### Problem to work on
Provide an exact transcription of all the records.

### Rows
-- begin --

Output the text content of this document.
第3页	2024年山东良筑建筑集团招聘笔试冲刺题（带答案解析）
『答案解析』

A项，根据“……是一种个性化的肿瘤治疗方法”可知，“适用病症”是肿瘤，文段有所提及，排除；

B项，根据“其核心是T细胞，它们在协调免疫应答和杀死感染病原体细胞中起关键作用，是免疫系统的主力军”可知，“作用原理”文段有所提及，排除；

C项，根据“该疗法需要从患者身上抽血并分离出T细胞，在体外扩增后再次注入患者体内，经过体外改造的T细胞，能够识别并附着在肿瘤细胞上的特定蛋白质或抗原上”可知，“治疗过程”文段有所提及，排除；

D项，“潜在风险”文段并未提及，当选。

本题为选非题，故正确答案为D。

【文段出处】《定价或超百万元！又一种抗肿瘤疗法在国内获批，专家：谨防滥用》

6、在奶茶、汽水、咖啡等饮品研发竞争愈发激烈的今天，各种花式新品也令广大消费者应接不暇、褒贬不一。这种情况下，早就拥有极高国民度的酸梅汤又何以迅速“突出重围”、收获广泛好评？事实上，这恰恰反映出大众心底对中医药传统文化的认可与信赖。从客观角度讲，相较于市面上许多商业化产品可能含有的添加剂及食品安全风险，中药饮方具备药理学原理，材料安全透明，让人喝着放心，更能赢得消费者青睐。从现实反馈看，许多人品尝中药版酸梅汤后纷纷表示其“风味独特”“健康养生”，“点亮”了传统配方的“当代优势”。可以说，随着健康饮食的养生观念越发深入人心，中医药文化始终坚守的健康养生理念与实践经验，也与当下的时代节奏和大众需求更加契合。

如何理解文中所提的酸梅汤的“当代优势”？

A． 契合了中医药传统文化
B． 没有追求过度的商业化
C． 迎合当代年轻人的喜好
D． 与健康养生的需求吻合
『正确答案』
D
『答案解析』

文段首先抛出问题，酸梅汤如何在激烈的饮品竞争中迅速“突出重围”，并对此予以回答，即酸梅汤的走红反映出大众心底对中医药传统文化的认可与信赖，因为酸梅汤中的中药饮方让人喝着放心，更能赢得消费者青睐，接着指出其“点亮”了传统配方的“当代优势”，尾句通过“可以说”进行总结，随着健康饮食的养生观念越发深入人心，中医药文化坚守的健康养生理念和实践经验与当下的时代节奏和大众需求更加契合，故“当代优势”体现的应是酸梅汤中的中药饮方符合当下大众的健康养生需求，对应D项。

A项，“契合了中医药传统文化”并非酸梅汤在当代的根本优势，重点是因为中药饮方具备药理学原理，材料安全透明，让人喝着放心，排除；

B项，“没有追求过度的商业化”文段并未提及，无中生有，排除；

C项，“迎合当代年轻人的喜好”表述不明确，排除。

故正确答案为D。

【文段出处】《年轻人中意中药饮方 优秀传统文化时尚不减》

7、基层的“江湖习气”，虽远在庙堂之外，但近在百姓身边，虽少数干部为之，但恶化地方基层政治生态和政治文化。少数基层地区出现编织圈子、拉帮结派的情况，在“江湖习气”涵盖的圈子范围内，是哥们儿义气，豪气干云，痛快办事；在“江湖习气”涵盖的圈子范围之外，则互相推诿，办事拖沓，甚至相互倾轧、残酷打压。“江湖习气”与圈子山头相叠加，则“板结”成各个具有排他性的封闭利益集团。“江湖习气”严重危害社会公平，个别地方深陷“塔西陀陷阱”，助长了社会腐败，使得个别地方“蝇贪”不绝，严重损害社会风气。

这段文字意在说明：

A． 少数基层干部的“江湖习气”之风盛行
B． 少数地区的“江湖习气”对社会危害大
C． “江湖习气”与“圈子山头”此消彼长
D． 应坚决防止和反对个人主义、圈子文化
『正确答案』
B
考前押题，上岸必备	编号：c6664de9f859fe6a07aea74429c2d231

-- end --

### Exercise response
Output the text content of this document.
第3页	2024年山东良筑建筑集团招聘笔试冲刺题（带答案解析）
『答案解析』

A项，根据“……是一种个性化的肿瘤治疗方法”可知，“适用病症”是肿瘤，文段有所提及，排除；

B项，根据“其核心是T细胞，它们在协调免疫应答和杀死感染病原体细胞中起关键作用，是免疫系统的主力军”可知，“作用原理”文段有所提及，排除；

C项，根据“该疗法需要从患者身上抽血并分离出T细胞，在体外扩增后再次注入患者体内，经过体外改造的T细胞，能够识别并附着在肿瘤细胞上的特定蛋白质或抗原上”可知，“治疗过程”文段有所提及，排除；

D项，“潜在风险”文段并未提及，当选。

本题为选非题，故正确答案为D。

【文段出处】《定价或超百万元！又一种抗肿瘤疗法在国内获批，专家：谨防滥用》

6、在奶茶、汽水、咖啡等饮品研发竞争愈发激烈的今天，各种花式新品也令广大消费者应接不暇、褒贬不一。这种情况下，早就拥有极高国民度的酸梅汤又何以迅速“突出重围”、收获广泛好评？事实上，这恰恰反映出大众心底对中医药传统文化的认可与信赖。从客观角度讲，相较于市面上许多商业化产品可能含有的添加剂及食品安全风险，中药饮方具备药理学原理，材料安全透明，让人喝着放心，更能赢得消费者青睐。从现实反馈看，许多人品尝中药版酸梅汤后纷纷表示其“风味独特”“健康养生”，“点亮”了传统配方的“当代优势”。可以说，随着健康饮食的养生观念越发深入人心，中医药文化始终坚守的健康养生理念与实践经验，也与当下的时代节奏和大众需求更加契合。

如何理解文中所提的酸梅汤的“当代优势”？

A． 契合了中医药传统文化
B． 没有追求过度的商业化
C． 迎合当代年轻人的喜好
D． 与健康养生的需求吻合
『正确答案』
D
『答案解析』

文段首先抛出问题，酸梅汤如何在激烈的饮品竞争中迅速“突出重围”，并对此予以回答，即酸梅汤的走红反映出大众心底对中医药传统文化的认可与信赖，因为酸梅汤中的中药饮方让人喝着放心，更能赢得消费者青睐，接着指出其“点亮”了传统配方的“当代优势”，尾句通过“可以说”进行总结，随着健康饮食的养生观念越发深入人心，中医药文化坚守的健康养生理念和实践经验与当下的时代节奏和大众需求更加契合，故“当代优势”体现的应是酸梅汤中的中药饮方符合当下大众的健康养生需求，对应D项。

A项，“契合了中医药传统文化”并非酸梅汤在当代的根本优势，重点是因为中药饮方具备药理学原理，材料安全透明，让人喝着放心，排除；

B项，“没有追求过度的商业化”文段并未提及，无中生有，排除；

C项，“迎合当代年轻人的喜好”表述不明确，排除。

故正确答案为D。

【文段出处】《年轻人中意中药饮方 优秀传统文化时尚不减》

7、基层的“江湖习气”，虽远在庙堂之外，但近在百姓身边，虽少数干部为之，但恶化地方基层政治生态和政治文化。少数基层地区出现编织圈子、拉帮结派的情况，在“江湖习气”涵盖的圈子范围内，是哥们儿义气，豪气干云，痛快办事；在“江湖习气”涵盖的圈子范围之外，则互相推诿，办事拖沓，甚至相互倾轧、残酷打压。“江湖习气”与圈子山头相叠加，则“板结”成各个具有排他性的封闭利益集团。“江湖习气”严重危害社会公平，个别地方深陷“塔西陀陷阱”，助长了社会腐败，使得个别地方“蝇贪”不绝，严重损害社会风气。

这段文字意在说明：

A． 少数基层干部的“江湖习气”之风盛行
B． 少数地区的“江湖习气”对社会危害大
C． “江湖习气”与“圈子山头”此消彼长
D． 应坚决防止和反对个人主义、圈子文化
『正确答案』
B
考前押题，上岸必备	编号：c6664de9f859fe6a07aea74429c2d231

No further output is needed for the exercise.